### Material provided ###

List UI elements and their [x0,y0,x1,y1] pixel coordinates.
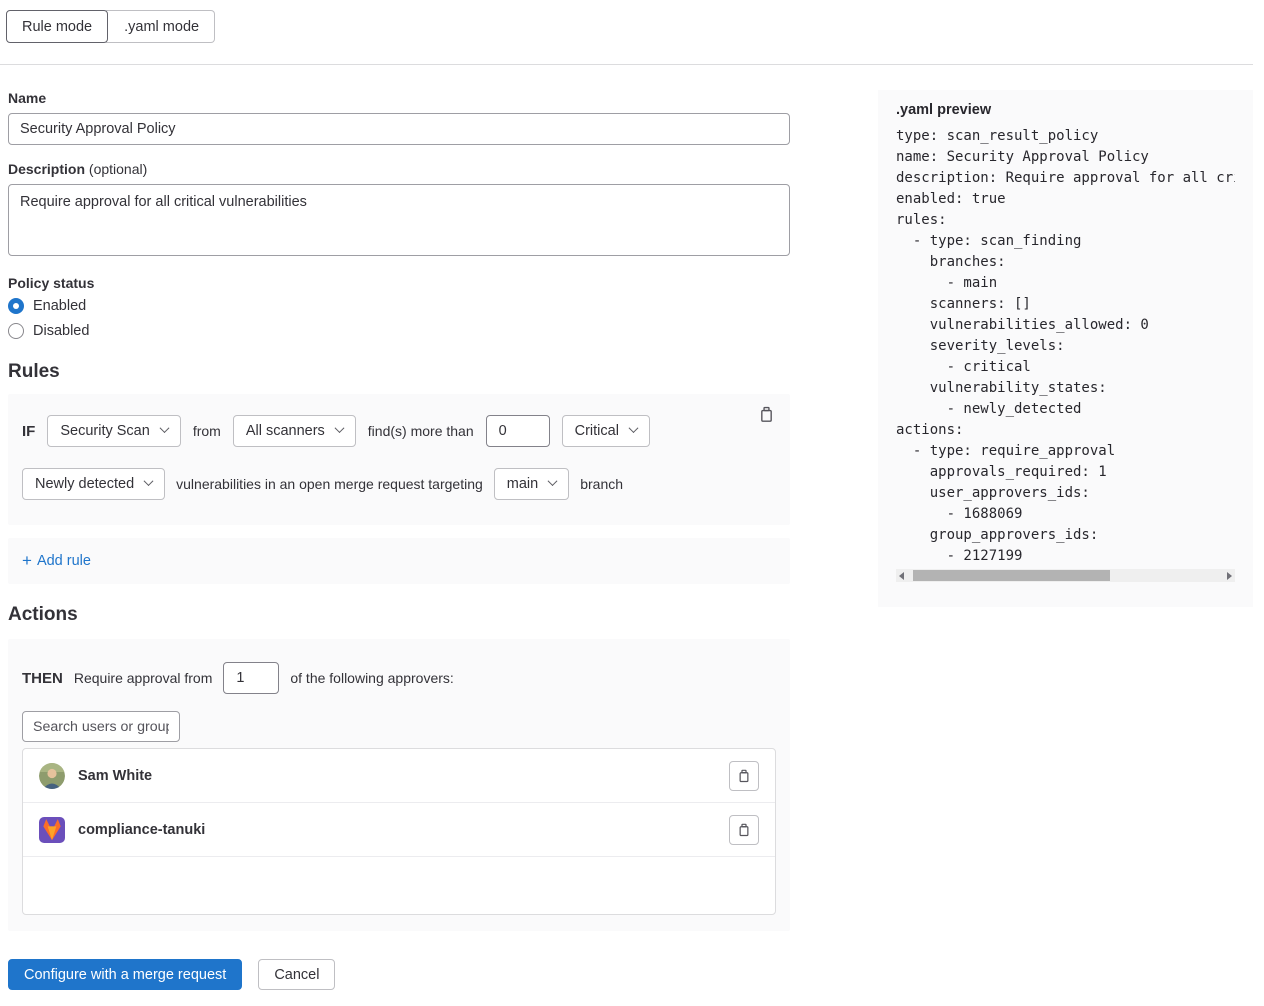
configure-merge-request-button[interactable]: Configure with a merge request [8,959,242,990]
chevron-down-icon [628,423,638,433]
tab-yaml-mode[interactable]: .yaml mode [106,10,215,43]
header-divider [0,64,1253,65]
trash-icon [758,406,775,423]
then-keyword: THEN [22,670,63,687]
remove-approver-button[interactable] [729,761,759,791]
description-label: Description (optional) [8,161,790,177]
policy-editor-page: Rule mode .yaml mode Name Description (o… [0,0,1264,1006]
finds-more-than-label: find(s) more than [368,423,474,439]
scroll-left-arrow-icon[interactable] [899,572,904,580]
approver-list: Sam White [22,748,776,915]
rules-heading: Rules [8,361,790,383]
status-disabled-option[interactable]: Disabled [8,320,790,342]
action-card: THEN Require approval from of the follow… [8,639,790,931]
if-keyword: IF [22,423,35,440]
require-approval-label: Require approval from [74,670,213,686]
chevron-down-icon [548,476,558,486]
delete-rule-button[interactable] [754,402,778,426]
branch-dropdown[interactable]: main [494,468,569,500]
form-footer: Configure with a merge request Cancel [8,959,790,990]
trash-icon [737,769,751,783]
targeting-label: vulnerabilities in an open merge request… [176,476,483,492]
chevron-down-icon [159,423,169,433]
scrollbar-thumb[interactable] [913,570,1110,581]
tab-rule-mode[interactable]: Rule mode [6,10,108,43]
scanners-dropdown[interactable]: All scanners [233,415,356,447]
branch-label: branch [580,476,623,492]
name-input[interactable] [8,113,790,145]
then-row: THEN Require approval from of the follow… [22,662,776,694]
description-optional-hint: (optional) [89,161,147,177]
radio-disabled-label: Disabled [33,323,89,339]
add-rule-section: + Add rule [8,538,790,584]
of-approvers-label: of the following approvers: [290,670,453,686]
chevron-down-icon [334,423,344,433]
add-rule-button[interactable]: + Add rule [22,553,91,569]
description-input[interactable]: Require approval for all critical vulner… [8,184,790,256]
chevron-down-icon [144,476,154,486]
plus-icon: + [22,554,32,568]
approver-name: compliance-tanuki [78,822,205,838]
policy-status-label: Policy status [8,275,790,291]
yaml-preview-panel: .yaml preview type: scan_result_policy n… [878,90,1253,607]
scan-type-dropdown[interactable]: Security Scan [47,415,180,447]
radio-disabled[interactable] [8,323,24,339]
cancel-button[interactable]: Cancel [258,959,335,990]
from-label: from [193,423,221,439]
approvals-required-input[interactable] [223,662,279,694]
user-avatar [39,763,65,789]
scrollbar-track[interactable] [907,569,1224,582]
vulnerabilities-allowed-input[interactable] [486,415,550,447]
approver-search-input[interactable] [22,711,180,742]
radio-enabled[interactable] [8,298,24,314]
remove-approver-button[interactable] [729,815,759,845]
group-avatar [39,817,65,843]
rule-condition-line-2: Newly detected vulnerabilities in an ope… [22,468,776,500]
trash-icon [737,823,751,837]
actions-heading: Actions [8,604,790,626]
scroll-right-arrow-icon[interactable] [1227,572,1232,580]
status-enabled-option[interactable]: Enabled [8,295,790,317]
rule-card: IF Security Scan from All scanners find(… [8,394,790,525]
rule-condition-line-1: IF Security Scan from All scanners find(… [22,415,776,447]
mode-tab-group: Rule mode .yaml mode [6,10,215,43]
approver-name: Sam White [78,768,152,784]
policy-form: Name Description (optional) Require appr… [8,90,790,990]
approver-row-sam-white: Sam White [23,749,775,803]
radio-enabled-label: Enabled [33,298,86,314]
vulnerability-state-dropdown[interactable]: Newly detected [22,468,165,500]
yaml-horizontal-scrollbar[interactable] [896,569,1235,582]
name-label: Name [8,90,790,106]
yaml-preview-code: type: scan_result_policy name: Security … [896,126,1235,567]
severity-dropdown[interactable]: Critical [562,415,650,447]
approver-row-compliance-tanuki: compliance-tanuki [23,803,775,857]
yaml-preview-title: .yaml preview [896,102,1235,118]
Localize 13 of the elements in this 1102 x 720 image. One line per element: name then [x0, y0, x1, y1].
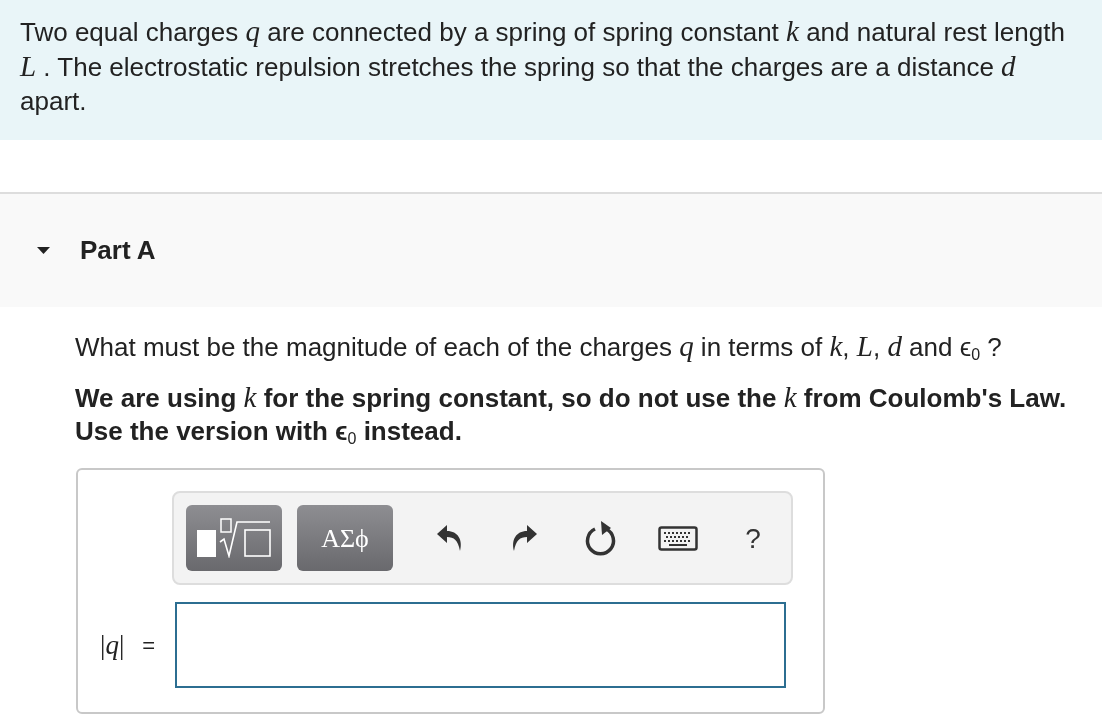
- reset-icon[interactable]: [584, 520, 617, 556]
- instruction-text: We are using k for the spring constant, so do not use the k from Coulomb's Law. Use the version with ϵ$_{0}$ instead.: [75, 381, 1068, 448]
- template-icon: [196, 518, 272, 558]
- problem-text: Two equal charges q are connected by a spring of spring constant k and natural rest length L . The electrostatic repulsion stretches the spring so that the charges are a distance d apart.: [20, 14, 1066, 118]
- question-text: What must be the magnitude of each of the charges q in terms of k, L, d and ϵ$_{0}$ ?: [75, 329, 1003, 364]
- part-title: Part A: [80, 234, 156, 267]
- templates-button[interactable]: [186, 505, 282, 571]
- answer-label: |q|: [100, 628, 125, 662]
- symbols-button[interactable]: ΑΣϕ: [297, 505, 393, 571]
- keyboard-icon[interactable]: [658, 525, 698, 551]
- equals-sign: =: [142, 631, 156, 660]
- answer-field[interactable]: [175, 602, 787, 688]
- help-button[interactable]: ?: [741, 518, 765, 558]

###

Request
Rewrite all of the records with "spring constant" changed to "stiffness constant" and everything else left the same. Leave the pictures out.

Result for this task
List UI elements and their [x0,y0,x1,y1] pixel coordinates.
configure-merge-request-button[interactable]: Configure with a merge request [8,959,242,990]
chevron-down-icon [628,423,638,433]
tab-yaml-mode[interactable]: .yaml mode [106,10,215,43]
header-divider [0,64,1253,65]
trash-icon [758,406,775,423]
then-keyword: THEN [22,670,63,687]
remove-approver-button[interactable] [729,761,759,791]
description-label: Description (optional) [8,161,790,177]
policy-editor-page: Rule mode .yaml mode Name Description (o… [0,0,1264,1006]
finds-more-than-label: find(s) more than [368,423,474,439]
scroll-left-arrow-icon[interactable] [899,572,904,580]
approver-list: Sam White [22,748,776,915]
rules-heading: Rules [8,361,790,383]
status-disabled-option[interactable]: Disabled [8,320,790,342]
action-card: THEN Require approval from of the follow… [8,639,790,931]
if-keyword: IF [22,423,35,440]
require-approval-label: Require approval from [74,670,213,686]
chevron-down-icon [548,476,558,486]
delete-rule-button[interactable] [754,402,778,426]
branch-dropdown[interactable]: main [494,468,569,500]
form-footer: Configure with a merge request Cancel [8,959,790,990]
trash-icon [737,769,751,783]
targeting-label: vulnerabilities in an open merge request… [176,476,483,492]
chevron-down-icon [159,423,169,433]
scrollbar-thumb[interactable] [913,570,1110,581]
tab-rule-mode[interactable]: Rule mode [6,10,108,43]
scanners-dropdown[interactable]: All scanners [233,415,356,447]
branch-label: branch [580,476,623,492]
name-input[interactable] [8,113,790,145]
then-row: THEN Require approval from of the follow… [22,662,776,694]
description-optional-hint: (optional) [89,161,147,177]
radio-disabled-label: Disabled [33,323,89,339]
add-rule-section: + Add rule [8,538,790,584]
of-approvers-label: of the following approvers: [290,670,453,686]
chevron-down-icon [334,423,344,433]
add-rule-button[interactable]: + Add rule [22,553,91,569]
description-input[interactable]: Require approval for all critical vulner… [8,184,790,256]
chevron-down-icon [144,476,154,486]
plus-icon: + [22,554,32,568]
approver-name: compliance-tanuki [78,822,205,838]
policy-status-label: Policy status [8,275,790,291]
yaml-preview-panel: .yaml preview type: scan_result_policy n… [878,90,1253,607]
scan-type-dropdown[interactable]: Security Scan [47,415,180,447]
radio-disabled[interactable] [8,323,24,339]
cancel-button[interactable]: Cancel [258,959,335,990]
from-label: from [193,423,221,439]
approvals-required-input[interactable] [223,662,279,694]
user-avatar [39,763,65,789]
scrollbar-track[interactable] [907,569,1224,582]
vulnerabilities-allowed-input[interactable] [486,415,550,447]
approver-search-input[interactable] [22,711,180,742]
radio-enabled[interactable] [8,298,24,314]
remove-approver-button[interactable] [729,815,759,845]
group-avatar [39,817,65,843]
rule-condition-line-2: Newly detected vulnerabilities in an ope… [22,468,776,500]
trash-icon [737,823,751,837]
actions-heading: Actions [8,604,790,626]
scroll-right-arrow-icon[interactable] [1227,572,1232,580]
status-enabled-option[interactable]: Enabled [8,295,790,317]
rule-card: IF Security Scan from All scanners find(… [8,394,790,525]
rule-condition-line-1: IF Security Scan from All scanners find(… [22,415,776,447]
mode-tab-group: Rule mode .yaml mode [6,10,215,43]
approver-name: Sam White [78,768,152,784]
policy-form: Name Description (optional) Require appr… [8,90,790,990]
approver-row-sam-white: Sam White [23,749,775,803]
radio-enabled-label: Enabled [33,298,86,314]
vulnerability-state-dropdown[interactable]: Newly detected [22,468,165,500]
yaml-horizontal-scrollbar[interactable] [896,569,1235,582]
name-label: Name [8,90,790,106]
yaml-preview-code: type: scan_result_policy name: Security … [896,126,1235,567]
severity-dropdown[interactable]: Critical [562,415,650,447]
approver-row-compliance-tanuki: compliance-tanuki [23,803,775,857]
yaml-preview-title: .yaml preview [896,102,1235,118]
Localize 13 of the elements in this 1102 x 720 image. One line per element: name then [x0, y0, x1, y1].
- reset-icon[interactable]: [584, 520, 617, 556]
- instruction-text: We are using k for the stiffness constant, so do not use the k from Coulomb's Law. Use the version with ϵ$_{0}$ instead.: [75, 381, 1068, 448]
- template-icon: [196, 518, 272, 558]
- problem-text: Two equal charges q are connected by a spring of stiffness constant k and natural rest length L . The electrostatic repulsion stretches the spring so that the charges are a distance d apart.: [20, 14, 1066, 118]
- question-text: What must be the magnitude of each of the charges q in terms of k, L, d and ϵ$_{0}$ ?: [75, 329, 1003, 364]
- part-title: Part A: [80, 234, 156, 267]
- templates-button[interactable]: [186, 505, 282, 571]
- answer-label: |q|: [100, 628, 125, 662]
- symbols-button[interactable]: ΑΣϕ: [297, 505, 393, 571]
- keyboard-icon[interactable]: [658, 525, 698, 551]
- equals-sign: =: [142, 631, 156, 660]
- answer-field[interactable]: [175, 602, 787, 688]
- help-button[interactable]: ?: [741, 518, 765, 558]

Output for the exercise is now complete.